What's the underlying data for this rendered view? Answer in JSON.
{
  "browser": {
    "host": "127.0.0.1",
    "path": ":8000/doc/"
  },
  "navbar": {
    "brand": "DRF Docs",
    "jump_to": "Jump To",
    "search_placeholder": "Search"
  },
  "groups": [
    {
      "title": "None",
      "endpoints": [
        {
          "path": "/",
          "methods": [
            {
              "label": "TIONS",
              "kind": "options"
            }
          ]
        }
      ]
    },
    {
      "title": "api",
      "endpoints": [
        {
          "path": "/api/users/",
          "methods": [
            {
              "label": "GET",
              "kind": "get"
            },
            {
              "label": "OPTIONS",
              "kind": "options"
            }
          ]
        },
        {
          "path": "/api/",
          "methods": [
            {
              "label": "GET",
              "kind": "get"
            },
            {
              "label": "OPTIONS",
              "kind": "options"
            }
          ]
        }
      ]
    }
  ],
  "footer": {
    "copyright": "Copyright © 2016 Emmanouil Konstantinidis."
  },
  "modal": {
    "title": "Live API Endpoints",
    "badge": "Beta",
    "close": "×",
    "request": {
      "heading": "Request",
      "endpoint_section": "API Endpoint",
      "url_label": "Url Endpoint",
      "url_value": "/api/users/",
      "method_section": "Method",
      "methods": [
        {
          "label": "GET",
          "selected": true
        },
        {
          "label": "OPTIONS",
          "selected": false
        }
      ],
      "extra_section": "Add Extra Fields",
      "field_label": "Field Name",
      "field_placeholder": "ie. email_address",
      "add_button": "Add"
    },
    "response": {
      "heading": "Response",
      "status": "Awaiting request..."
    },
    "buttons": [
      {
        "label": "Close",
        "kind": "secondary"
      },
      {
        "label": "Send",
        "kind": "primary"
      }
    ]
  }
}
==========
▸ **What is asked**
Repeat the lines above exactly.

▸ **Finished exercise**
What's the underlying data for this rendered view? Answer in JSON.
{
  "browser": {
    "host": "127.0.0.1",
    "path": ":8000/doc/"
  },
  "navbar": {
    "brand": "DRF Docs",
    "jump_to": "Jump To",
    "search_placeholder": "Search"
  },
  "groups": [
    {
      "title": "None",
      "endpoints": [
        {
          "path": "/",
          "methods": [
            {
              "label": "TIONS",
              "kind": "options"
            }
          ]
        }
      ]
    },
    {
      "title": "api",
      "endpoints": [
        {
          "path": "/api/users/",
          "methods": [
            {
              "label": "GET",
              "kind": "get"
            },
            {
              "label": "OPTIONS",
              "kind": "options"
            }
          ]
        },
        {
          "path": "/api/",
          "methods": [
            {
              "label": "GET",
              "kind": "get"
            },
            {
              "label": "OPTIONS",
              "kind": "options"
            }
          ]
        }
      ]
    }
  ],
  "footer": {
    "copyright": "Copyright © 2016 Emmanouil Konstantinidis."
  },
  "modal": {
    "title": "Live API Endpoints",
    "badge": "Beta",
    "close": "×",
    "request": {
      "heading": "Request",
      "endpoint_section": "API Endpoint",
      "url_label": "Url Endpoint",
      "url_value": "/api/users/",
      "method_section": "Method",
      "methods": [
        {
          "label": "GET",
          "selected": true
        },
        {
          "label": "OPTIONS",
          "selected": false
        }
      ],
      "extra_section": "Add Extra Fields",
      "field_label": "Field Name",
      "field_placeholder": "ie. email_address",
      "add_button": "Add"
    },
    "response": {
      "heading": "Response",
      "status": "Awaiting request..."
    },
    "buttons": [
      {
        "label": "Close",
        "kind": "secondary"
      },
      {
        "label": "Send",
        "kind": "primary"
      }
    ]
  }
}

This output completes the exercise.